_BRIEF_. Track down each line below containing the string "möjligt" and copy it.

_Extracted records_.

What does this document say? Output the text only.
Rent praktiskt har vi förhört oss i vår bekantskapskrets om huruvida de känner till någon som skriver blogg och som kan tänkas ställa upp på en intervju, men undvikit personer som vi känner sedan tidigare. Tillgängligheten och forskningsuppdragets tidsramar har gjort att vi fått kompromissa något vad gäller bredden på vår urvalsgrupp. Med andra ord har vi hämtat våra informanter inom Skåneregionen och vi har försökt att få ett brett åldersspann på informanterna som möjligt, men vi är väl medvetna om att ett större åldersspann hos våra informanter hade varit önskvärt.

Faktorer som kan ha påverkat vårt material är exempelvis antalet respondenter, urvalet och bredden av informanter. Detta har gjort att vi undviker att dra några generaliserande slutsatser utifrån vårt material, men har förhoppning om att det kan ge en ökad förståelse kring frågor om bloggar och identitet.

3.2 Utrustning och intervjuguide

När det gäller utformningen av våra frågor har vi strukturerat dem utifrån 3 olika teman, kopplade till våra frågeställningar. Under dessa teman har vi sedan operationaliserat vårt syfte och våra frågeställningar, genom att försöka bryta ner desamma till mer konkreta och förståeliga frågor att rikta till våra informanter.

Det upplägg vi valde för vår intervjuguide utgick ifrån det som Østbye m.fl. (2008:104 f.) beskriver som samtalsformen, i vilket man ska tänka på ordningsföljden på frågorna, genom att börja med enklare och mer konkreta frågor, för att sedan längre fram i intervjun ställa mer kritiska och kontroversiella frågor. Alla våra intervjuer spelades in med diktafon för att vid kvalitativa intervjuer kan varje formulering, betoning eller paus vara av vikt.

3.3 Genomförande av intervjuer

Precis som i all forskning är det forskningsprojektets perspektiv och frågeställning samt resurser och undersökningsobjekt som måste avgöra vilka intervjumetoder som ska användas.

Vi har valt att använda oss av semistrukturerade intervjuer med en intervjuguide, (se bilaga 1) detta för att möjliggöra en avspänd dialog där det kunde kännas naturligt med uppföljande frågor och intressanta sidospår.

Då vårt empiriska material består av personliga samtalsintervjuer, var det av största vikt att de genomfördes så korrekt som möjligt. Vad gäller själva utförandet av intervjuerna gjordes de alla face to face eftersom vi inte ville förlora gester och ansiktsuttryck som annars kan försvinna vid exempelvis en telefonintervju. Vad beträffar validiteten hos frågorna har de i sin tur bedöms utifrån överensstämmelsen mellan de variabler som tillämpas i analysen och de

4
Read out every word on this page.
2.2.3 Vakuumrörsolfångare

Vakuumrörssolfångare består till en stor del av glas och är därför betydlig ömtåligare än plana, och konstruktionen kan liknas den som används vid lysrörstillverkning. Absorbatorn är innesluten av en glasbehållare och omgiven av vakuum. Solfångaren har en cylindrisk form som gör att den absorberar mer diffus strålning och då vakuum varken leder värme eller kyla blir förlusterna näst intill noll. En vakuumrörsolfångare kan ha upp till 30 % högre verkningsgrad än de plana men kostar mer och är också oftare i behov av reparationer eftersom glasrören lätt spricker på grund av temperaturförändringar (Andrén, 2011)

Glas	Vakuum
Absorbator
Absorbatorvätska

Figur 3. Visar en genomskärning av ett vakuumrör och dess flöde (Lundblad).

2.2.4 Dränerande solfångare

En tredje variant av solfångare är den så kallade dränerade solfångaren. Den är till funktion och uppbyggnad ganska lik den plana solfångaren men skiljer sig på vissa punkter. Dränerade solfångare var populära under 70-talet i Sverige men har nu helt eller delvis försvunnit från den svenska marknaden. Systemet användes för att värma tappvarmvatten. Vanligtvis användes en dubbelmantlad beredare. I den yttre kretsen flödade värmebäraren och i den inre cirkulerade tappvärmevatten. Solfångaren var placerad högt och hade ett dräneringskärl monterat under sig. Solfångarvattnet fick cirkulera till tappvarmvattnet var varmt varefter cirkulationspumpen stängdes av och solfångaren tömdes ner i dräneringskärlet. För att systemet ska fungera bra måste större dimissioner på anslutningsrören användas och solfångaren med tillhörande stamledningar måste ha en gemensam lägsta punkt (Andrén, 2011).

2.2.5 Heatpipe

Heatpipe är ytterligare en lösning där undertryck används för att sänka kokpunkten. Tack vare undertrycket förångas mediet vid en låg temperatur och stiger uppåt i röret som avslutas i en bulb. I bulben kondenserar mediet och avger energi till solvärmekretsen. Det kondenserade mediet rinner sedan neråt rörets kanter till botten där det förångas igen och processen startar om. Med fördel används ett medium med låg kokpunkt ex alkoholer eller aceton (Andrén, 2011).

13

_PROBLEM SOLUTION_.
Rent praktiskt har vi förhört oss i vår bekantskapskrets om huruvida de känner till någon som skriver blogg och som kan tänkas ställa upp på en intervju, men undvikit personer som vi känner sedan tidigare. Tillgängligheten och forskningsuppdragets tidsramar har gjort att vi fått kompromissa något vad gäller bredden på vår urvalsgrupp. Med andra ord har vi hämtat våra informanter inom Skåneregionen och vi har försökt att få ett brett åldersspann på informanterna som möjligt, men vi är väl medvetna om att ett större åldersspann hos våra informanter hade varit önskvärt.
Då vårt empiriska material består av personliga samtalsintervjuer, var det av största vikt att de genomfördes så korrekt som möjligt. Vad gäller själva utförandet av intervjuerna gjordes de alla face to face eftersom vi inte ville förlora gester och ansiktsuttryck som annars kan försvinna vid exempelvis en telefonintervju. Vad beträffar validiteten hos frågorna har de i sin tur bedöms utifrån överensstämmelsen mellan de variabler som tillämpas i analysen och de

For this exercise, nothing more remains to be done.